[Start]

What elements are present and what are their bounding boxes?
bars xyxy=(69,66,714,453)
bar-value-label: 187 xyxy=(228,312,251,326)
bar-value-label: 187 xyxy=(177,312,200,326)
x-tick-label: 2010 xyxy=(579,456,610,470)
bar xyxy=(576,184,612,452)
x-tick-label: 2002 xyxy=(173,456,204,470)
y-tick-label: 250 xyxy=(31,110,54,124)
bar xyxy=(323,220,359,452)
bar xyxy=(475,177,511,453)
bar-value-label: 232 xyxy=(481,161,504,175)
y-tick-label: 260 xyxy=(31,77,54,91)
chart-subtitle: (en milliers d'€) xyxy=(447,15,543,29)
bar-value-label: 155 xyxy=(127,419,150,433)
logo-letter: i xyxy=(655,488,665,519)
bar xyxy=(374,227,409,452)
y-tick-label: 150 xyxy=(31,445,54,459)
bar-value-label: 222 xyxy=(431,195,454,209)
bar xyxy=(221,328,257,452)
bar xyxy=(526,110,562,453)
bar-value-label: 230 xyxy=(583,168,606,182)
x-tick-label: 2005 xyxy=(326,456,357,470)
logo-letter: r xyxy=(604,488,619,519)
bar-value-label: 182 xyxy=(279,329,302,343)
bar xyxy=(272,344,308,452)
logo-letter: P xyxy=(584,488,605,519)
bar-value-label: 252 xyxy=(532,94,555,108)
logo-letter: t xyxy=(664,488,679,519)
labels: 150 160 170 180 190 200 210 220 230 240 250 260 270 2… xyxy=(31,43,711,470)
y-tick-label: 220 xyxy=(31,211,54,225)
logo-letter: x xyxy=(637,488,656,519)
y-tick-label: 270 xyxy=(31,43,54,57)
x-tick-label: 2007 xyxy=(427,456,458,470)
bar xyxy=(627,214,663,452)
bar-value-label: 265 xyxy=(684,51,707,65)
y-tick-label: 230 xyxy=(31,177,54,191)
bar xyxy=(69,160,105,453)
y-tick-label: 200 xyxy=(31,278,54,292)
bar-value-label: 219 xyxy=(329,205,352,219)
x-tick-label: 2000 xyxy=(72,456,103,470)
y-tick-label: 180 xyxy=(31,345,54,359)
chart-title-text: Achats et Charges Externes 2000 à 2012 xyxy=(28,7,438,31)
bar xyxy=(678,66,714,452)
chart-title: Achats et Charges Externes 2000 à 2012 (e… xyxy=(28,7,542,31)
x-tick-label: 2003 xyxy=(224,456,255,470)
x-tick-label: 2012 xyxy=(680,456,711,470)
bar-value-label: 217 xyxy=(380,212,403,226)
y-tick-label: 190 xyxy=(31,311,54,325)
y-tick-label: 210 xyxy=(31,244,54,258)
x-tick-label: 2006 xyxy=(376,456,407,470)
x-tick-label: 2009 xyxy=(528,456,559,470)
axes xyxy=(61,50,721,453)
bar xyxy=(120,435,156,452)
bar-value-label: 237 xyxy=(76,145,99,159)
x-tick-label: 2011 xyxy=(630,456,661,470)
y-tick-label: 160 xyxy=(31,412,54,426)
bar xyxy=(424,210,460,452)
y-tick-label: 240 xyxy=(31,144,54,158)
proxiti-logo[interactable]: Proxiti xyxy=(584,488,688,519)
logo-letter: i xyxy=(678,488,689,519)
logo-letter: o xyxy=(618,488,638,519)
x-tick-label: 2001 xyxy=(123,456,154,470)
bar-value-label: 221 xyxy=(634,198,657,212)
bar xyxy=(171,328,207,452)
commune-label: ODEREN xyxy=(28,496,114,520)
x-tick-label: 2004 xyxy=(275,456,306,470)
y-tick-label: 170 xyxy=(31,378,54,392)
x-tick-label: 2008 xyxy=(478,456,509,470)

[End]

▶ STATED TASK
Please repeat all the records above with "x-tick-label" replaced by "x-axis-label" throughout, leaving everything else untouched.

▶ EXERCISE ANSWER
What elements are present and what are their bounding boxes?
bars xyxy=(69,66,714,453)
bar-value-label: 187 xyxy=(228,312,251,326)
bar-value-label: 187 xyxy=(177,312,200,326)
x-axis-label: 2010 xyxy=(579,456,610,470)
bar xyxy=(576,184,612,452)
x-axis-label: 2002 xyxy=(173,456,204,470)
y-tick-label: 250 xyxy=(31,110,54,124)
bar xyxy=(323,220,359,452)
bar xyxy=(475,177,511,453)
bar-value-label: 232 xyxy=(481,161,504,175)
y-tick-label: 260 xyxy=(31,77,54,91)
chart-subtitle: (en milliers d'€) xyxy=(447,15,543,29)
bar-value-label: 155 xyxy=(127,419,150,433)
logo-letter: i xyxy=(655,488,665,519)
bar xyxy=(374,227,409,452)
y-tick-label: 150 xyxy=(31,445,54,459)
bar-value-label: 222 xyxy=(431,195,454,209)
bar xyxy=(221,328,257,452)
bar xyxy=(526,110,562,453)
bar-value-label: 230 xyxy=(583,168,606,182)
x-axis-label: 2005 xyxy=(326,456,357,470)
logo-letter: r xyxy=(604,488,619,519)
bar-value-label: 182 xyxy=(279,329,302,343)
bar xyxy=(272,344,308,452)
logo-letter: P xyxy=(584,488,605,519)
bar-value-label: 252 xyxy=(532,94,555,108)
logo-letter: t xyxy=(664,488,679,519)
labels: 150 160 170 180 190 200 210 220 230 240 250 260 270 2… xyxy=(31,43,711,470)
y-tick-label: 220 xyxy=(31,211,54,225)
logo-letter: x xyxy=(637,488,656,519)
y-tick-label: 270 xyxy=(31,43,54,57)
x-axis-label: 2007 xyxy=(427,456,458,470)
bar xyxy=(627,214,663,452)
bar-value-label: 265 xyxy=(684,51,707,65)
y-tick-label: 230 xyxy=(31,177,54,191)
bar xyxy=(69,160,105,453)
y-tick-label: 200 xyxy=(31,278,54,292)
bar-value-label: 219 xyxy=(329,205,352,219)
x-axis-label: 2000 xyxy=(72,456,103,470)
y-tick-label: 180 xyxy=(31,345,54,359)
chart-title-text: Achats et Charges Externes 2000 à 2012 xyxy=(28,7,438,31)
bar xyxy=(678,66,714,452)
chart-title: Achats et Charges Externes 2000 à 2012 (e… xyxy=(28,7,542,31)
x-axis-label: 2003 xyxy=(224,456,255,470)
x-axis-label: 2012 xyxy=(680,456,711,470)
bar-value-label: 217 xyxy=(380,212,403,226)
y-tick-label: 190 xyxy=(31,311,54,325)
y-tick-label: 210 xyxy=(31,244,54,258)
x-axis-label: 2006 xyxy=(376,456,407,470)
x-axis-label: 2009 xyxy=(528,456,559,470)
axes xyxy=(61,50,721,453)
bar xyxy=(120,435,156,452)
bar-value-label: 237 xyxy=(76,145,99,159)
x-axis-label: 2011 xyxy=(630,456,661,470)
y-tick-label: 160 xyxy=(31,412,54,426)
bar xyxy=(424,210,460,452)
y-tick-label: 240 xyxy=(31,144,54,158)
proxiti-logo[interactable]: Proxiti xyxy=(584,488,688,519)
logo-letter: i xyxy=(678,488,689,519)
logo-letter: o xyxy=(618,488,638,519)
x-axis-label: 2001 xyxy=(123,456,154,470)
bar-value-label: 221 xyxy=(634,198,657,212)
bar xyxy=(171,328,207,452)
commune-label: ODEREN xyxy=(28,496,114,520)
x-axis-label: 2004 xyxy=(275,456,306,470)
y-tick-label: 170 xyxy=(31,378,54,392)
x-axis-label: 2008 xyxy=(478,456,509,470)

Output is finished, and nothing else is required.